◆ **Problem to work on**:
How many lines of the data hold the word "foydalanuvchining"? State the number and nothing else.

◆ **Materials provided**:
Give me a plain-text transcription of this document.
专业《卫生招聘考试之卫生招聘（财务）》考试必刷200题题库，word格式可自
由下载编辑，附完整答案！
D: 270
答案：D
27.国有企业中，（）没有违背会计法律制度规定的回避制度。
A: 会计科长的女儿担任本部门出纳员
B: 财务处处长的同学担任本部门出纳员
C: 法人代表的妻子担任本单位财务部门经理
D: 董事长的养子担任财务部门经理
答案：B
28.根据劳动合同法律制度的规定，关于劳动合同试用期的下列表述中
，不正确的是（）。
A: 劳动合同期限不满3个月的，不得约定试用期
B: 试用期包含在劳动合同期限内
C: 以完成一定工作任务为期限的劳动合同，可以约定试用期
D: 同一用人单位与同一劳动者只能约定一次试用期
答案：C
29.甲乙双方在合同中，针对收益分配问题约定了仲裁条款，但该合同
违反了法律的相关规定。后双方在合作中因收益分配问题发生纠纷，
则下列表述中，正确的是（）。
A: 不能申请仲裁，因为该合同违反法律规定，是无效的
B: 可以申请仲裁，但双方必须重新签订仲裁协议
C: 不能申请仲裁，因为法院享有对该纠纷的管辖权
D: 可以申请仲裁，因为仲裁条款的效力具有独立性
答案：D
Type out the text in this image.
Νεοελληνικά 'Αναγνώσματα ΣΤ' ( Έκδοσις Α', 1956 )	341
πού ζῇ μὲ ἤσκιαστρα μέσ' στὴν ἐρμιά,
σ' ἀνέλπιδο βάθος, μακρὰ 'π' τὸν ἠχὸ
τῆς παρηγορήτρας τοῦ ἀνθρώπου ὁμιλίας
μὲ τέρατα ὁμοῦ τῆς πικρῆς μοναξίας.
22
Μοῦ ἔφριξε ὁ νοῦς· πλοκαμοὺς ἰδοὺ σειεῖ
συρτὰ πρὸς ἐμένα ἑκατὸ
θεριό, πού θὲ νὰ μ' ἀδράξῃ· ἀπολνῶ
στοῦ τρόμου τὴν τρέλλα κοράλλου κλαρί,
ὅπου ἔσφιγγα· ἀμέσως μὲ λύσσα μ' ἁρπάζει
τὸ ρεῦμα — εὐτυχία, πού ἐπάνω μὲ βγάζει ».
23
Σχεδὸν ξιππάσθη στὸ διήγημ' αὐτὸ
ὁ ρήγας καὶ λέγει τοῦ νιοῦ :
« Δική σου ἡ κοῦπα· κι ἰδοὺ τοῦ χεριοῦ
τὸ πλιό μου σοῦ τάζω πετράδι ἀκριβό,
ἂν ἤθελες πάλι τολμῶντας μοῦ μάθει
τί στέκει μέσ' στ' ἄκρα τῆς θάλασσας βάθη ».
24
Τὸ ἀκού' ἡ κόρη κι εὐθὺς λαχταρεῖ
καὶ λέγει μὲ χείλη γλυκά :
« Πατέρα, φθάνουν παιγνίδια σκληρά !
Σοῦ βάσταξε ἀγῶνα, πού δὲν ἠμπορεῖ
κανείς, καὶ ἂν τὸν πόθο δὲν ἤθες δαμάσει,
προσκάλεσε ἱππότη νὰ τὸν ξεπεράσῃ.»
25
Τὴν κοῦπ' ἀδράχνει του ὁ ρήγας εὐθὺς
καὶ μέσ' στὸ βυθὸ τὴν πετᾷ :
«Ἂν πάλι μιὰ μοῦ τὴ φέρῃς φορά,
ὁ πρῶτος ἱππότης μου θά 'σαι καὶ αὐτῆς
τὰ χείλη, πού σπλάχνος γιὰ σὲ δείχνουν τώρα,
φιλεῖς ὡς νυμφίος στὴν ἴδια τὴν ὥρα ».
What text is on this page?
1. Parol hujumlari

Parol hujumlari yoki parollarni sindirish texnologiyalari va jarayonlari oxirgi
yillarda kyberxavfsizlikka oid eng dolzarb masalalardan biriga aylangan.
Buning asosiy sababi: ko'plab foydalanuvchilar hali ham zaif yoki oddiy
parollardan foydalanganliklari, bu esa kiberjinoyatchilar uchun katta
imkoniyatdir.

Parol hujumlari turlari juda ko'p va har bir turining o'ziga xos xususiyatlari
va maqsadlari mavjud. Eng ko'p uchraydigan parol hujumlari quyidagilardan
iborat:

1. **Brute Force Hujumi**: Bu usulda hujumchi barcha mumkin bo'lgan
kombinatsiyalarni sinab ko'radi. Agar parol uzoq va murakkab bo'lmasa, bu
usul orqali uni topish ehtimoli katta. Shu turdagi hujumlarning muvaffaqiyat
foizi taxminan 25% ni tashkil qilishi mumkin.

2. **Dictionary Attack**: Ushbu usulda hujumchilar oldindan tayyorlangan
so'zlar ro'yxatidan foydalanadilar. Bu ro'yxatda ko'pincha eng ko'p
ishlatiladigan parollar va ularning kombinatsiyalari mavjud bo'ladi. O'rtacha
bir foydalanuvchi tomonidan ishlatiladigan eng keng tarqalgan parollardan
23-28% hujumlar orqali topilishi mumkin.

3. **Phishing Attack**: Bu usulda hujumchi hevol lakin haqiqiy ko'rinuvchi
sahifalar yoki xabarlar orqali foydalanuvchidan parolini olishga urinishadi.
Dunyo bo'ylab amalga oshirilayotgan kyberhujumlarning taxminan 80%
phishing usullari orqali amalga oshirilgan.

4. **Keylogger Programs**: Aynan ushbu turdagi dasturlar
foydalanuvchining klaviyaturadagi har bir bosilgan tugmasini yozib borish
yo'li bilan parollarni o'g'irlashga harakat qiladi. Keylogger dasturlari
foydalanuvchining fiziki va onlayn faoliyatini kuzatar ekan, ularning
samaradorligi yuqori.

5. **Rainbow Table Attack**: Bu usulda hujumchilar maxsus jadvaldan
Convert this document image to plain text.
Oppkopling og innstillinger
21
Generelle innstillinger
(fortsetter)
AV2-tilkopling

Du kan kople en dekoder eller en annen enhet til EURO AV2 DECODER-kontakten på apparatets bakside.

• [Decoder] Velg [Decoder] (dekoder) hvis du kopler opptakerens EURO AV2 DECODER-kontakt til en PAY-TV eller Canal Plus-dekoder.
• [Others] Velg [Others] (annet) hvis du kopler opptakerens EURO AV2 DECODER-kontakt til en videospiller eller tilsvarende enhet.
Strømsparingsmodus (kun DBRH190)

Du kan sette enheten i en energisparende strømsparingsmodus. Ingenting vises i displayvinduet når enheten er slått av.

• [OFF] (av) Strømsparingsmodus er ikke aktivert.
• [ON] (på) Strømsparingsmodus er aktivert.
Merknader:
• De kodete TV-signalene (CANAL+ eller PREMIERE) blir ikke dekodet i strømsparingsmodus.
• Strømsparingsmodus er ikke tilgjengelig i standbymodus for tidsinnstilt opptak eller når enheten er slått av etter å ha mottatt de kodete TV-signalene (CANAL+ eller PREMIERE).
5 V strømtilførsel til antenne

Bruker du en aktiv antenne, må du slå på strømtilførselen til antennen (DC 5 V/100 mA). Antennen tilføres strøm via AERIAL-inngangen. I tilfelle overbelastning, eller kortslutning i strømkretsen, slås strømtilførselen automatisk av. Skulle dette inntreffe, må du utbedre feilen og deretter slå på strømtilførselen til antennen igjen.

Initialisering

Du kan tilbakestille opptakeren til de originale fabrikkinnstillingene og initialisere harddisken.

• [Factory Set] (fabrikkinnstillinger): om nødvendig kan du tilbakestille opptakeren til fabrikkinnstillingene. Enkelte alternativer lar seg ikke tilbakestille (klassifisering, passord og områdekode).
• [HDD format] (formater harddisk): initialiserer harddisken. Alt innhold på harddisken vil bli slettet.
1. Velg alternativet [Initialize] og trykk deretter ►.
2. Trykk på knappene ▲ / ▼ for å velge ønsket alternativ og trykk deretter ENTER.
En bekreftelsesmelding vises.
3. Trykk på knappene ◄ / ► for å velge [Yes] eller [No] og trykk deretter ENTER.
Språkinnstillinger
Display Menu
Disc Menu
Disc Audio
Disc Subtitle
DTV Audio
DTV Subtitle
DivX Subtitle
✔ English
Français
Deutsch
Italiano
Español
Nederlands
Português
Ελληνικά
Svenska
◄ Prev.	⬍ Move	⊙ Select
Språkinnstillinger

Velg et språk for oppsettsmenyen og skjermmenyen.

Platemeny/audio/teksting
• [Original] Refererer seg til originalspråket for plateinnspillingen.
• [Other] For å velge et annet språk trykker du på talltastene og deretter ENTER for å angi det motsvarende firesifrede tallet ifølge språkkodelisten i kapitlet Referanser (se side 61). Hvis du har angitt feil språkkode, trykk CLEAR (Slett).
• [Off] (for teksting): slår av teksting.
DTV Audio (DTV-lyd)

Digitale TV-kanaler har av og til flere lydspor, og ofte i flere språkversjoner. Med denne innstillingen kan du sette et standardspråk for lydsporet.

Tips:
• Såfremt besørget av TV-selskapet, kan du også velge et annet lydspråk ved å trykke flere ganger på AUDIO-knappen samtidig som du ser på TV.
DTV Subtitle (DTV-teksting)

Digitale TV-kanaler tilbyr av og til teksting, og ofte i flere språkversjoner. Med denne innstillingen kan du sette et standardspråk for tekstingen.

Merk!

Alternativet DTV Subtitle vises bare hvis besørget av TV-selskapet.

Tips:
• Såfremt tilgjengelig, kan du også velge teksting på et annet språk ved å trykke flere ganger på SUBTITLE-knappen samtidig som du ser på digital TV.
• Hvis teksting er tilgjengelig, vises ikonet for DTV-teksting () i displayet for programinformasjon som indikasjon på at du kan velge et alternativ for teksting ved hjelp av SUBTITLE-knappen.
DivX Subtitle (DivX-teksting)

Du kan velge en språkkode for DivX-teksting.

◆ **Exercise output**:
2